[Coordinate annotation items]

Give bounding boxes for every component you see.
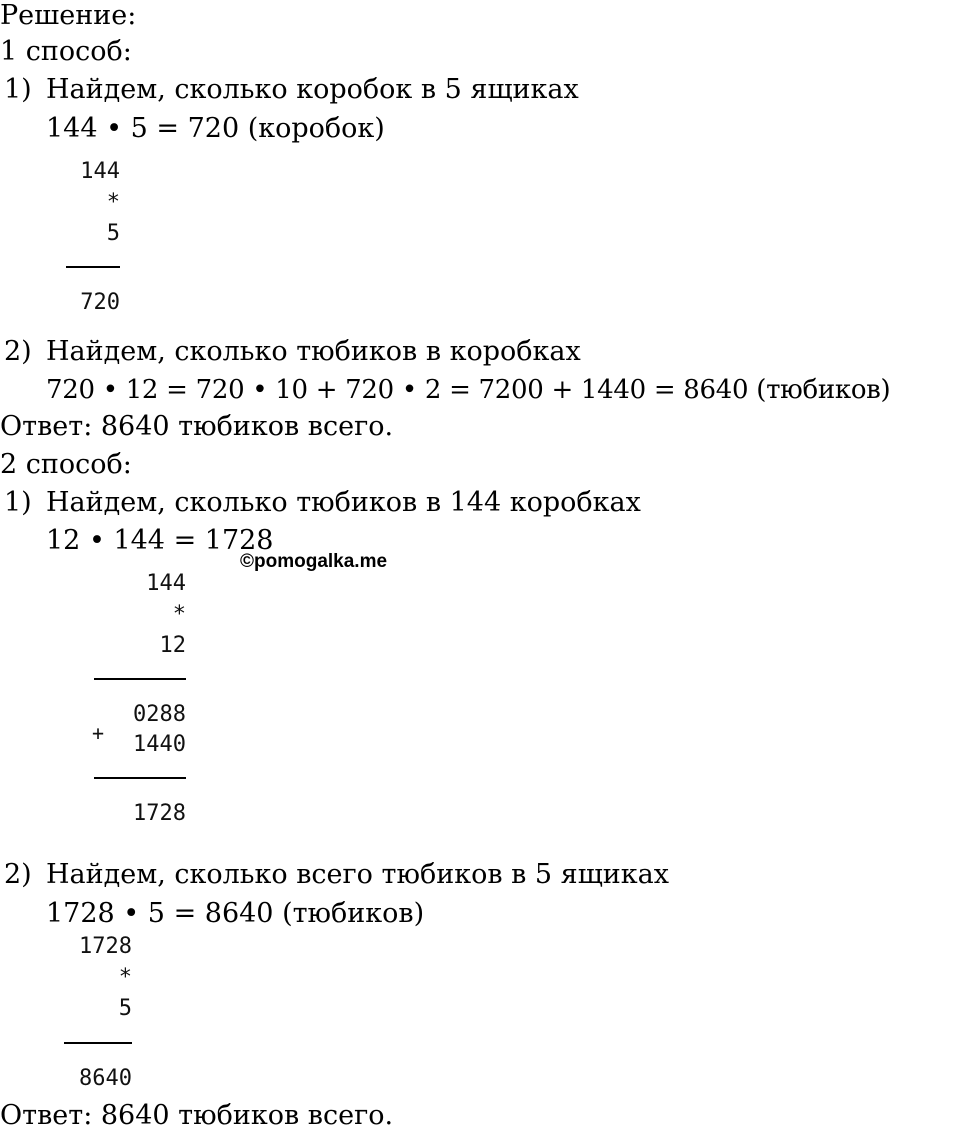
method1-step2-number: 2) [4, 336, 32, 367]
column-operand-a: 144 [80, 159, 120, 184]
column-partial-product-2: 1440 [133, 732, 186, 757]
method1-step2-equation: 720 • 12 = 720 • 10 + 720 • 2 = 7200 + 1440 = 8640 (тюбиков) [46, 375, 891, 405]
method1-step1-text: Найдем, сколько коробок в 5 ящиках [46, 74, 579, 105]
column-operand-a: 1728 [79, 934, 132, 959]
column-operand-b: 12 [159, 633, 186, 658]
method2-step1-number: 1) [4, 487, 32, 518]
column-result-line [66, 266, 120, 268]
method1-step1-equation: 144 • 5 = 720 (коробок) [46, 113, 385, 144]
column-result: 720 [80, 290, 120, 315]
method1-step2-text: Найдем, сколько тюбиков в коробках [46, 336, 581, 367]
column-operand-a: 144 [146, 571, 186, 596]
method1-answer: Ответ: 8640 тюбиков всего. [0, 411, 394, 442]
method2-label: 2 способ: [0, 449, 132, 480]
method2-answer: Ответ: 8640 тюбиков всего. [0, 1100, 394, 1131]
column-operand-b: 5 [118, 996, 132, 1021]
method2-step2-number: 2) [4, 859, 32, 890]
column-operator: * [118, 965, 132, 990]
column-operator: * [106, 190, 120, 215]
method1-label: 1 способ: [0, 36, 132, 67]
column-result: 8640 [79, 1066, 132, 1091]
column-result: 1728 [133, 801, 186, 826]
method2-step1-equation: 12 • 144 = 1728 [46, 525, 274, 556]
column-partial-product-1: 0288 [133, 702, 186, 727]
column-operator: * [172, 602, 186, 627]
column-multiply-line [94, 678, 186, 680]
watermark: ©pomogalka.me [240, 551, 388, 572]
column-result-line [64, 1042, 132, 1044]
column-plus-sign: + [92, 721, 105, 745]
solution-heading: Решение: [0, 0, 137, 31]
method1-step1-number: 1) [4, 74, 32, 105]
method2-step2-equation: 1728 • 5 = 8640 (тюбиков) [46, 898, 425, 929]
column-operand-b: 5 [106, 221, 120, 246]
method2-step1-text: Найдем, сколько тюбиков в 144 коробках [46, 487, 641, 518]
column-sum-line [94, 777, 186, 779]
method2-step2-text: Найдем, сколько всего тюбиков в 5 ящиках [46, 859, 669, 890]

*YOUR GOAL:* Can you copy out everything from the line containing "method1-step2-number: 2) [4, 336, 32, 367]" down to the line containing "method1-step2-equation: 720 •", character for character?

*EXERCISE SOLUTION:*
method1-step2-number: 2) [4, 336, 32, 367]
column-operand-a: 144 [80, 159, 120, 184]
column-partial-product-2: 1440 [133, 732, 186, 757]
method1-step2-equation: 720 • 12 = 720 • 10 + 720 • 2 = 7200 + 1440 = 8640 (тюбиков) [46, 375, 891, 405]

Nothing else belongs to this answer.